**Direction:**
All of the records listed below should be retyped exactly.
--- Start ---
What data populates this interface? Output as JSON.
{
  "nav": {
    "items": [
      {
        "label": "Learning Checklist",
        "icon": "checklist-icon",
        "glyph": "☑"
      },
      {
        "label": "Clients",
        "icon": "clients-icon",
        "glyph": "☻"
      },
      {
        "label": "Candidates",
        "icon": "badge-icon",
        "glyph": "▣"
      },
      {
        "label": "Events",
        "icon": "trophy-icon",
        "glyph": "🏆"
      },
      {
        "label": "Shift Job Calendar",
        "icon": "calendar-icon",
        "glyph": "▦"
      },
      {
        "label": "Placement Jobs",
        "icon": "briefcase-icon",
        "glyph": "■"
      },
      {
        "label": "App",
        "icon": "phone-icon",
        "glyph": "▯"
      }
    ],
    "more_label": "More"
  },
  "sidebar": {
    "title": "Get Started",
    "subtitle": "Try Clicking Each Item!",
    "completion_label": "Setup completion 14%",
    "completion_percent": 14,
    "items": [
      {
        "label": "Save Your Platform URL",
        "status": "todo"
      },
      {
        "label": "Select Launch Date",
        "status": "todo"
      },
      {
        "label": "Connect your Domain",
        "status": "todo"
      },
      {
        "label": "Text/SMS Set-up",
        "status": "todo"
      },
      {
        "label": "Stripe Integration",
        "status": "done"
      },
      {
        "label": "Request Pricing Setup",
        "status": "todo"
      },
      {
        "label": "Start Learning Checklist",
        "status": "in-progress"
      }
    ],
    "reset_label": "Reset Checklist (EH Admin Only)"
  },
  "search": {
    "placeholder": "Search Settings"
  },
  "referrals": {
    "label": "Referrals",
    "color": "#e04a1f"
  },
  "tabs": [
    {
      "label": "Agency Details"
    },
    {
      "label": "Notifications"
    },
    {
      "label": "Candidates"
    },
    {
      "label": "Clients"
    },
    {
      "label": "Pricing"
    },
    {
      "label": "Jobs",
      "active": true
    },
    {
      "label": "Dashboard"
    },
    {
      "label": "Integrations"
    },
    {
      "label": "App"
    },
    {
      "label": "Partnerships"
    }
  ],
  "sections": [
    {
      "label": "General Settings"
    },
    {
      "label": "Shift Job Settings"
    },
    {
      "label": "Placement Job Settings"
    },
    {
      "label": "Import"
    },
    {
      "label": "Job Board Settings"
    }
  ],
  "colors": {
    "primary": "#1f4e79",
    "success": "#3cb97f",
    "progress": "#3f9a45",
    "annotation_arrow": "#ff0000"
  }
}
--- End ---
**Task solution:**
What data populates this interface? Output as JSON.
{
  "nav": {
    "items": [
      {
        "label": "Learning Checklist",
        "icon": "checklist-icon",
        "glyph": "☑"
      },
      {
        "label": "Clients",
        "icon": "clients-icon",
        "glyph": "☻"
      },
      {
        "label": "Candidates",
        "icon": "badge-icon",
        "glyph": "▣"
      },
      {
        "label": "Events",
        "icon": "trophy-icon",
        "glyph": "🏆"
      },
      {
        "label": "Shift Job Calendar",
        "icon": "calendar-icon",
        "glyph": "▦"
      },
      {
        "label": "Placement Jobs",
        "icon": "briefcase-icon",
        "glyph": "■"
      },
      {
        "label": "App",
        "icon": "phone-icon",
        "glyph": "▯"
      }
    ],
    "more_label": "More"
  },
  "sidebar": {
    "title": "Get Started",
    "subtitle": "Try Clicking Each Item!",
    "completion_label": "Setup completion 14%",
    "completion_percent": 14,
    "items": [
      {
        "label": "Save Your Platform URL",
        "status": "todo"
      },
      {
        "label": "Select Launch Date",
        "status": "todo"
      },
      {
        "label": "Connect your Domain",
        "status": "todo"
      },
      {
        "label": "Text/SMS Set-up",
        "status": "todo"
      },
      {
        "label": "Stripe Integration",
        "status": "done"
      },
      {
        "label": "Request Pricing Setup",
        "status": "todo"
      },
      {
        "label": "Start Learning Checklist",
        "status": "in-progress"
      }
    ],
    "reset_label": "Reset Checklist (EH Admin Only)"
  },
  "search": {
    "placeholder": "Search Settings"
  },
  "referrals": {
    "label": "Referrals",
    "color": "#e04a1f"
  },
  "tabs": [
    {
      "label": "Agency Details"
    },
    {
      "label": "Notifications"
    },
    {
      "label": "Candidates"
    },
    {
      "label": "Clients"
    },
    {
      "label": "Pricing"
    },
    {
      "label": "Jobs",
      "active": true
    },
    {
      "label": "Dashboard"
    },
    {
      "label": "Integrations"
    },
    {
      "label": "App"
    },
    {
      "label": "Partnerships"
    }
  ],
  "sections": [
    {
      "label": "General Settings"
    },
    {
      "label": "Shift Job Settings"
    },
    {
      "label": "Placement Job Settings"
    },
    {
      "label": "Import"
    },
    {
      "label": "Job Board Settings"
    }
  ],
  "colors": {
    "primary": "#1f4e79",
    "success": "#3cb97f",
    "progress": "#3f9a45",
    "annotation_arrow": "#ff0000"
  }
}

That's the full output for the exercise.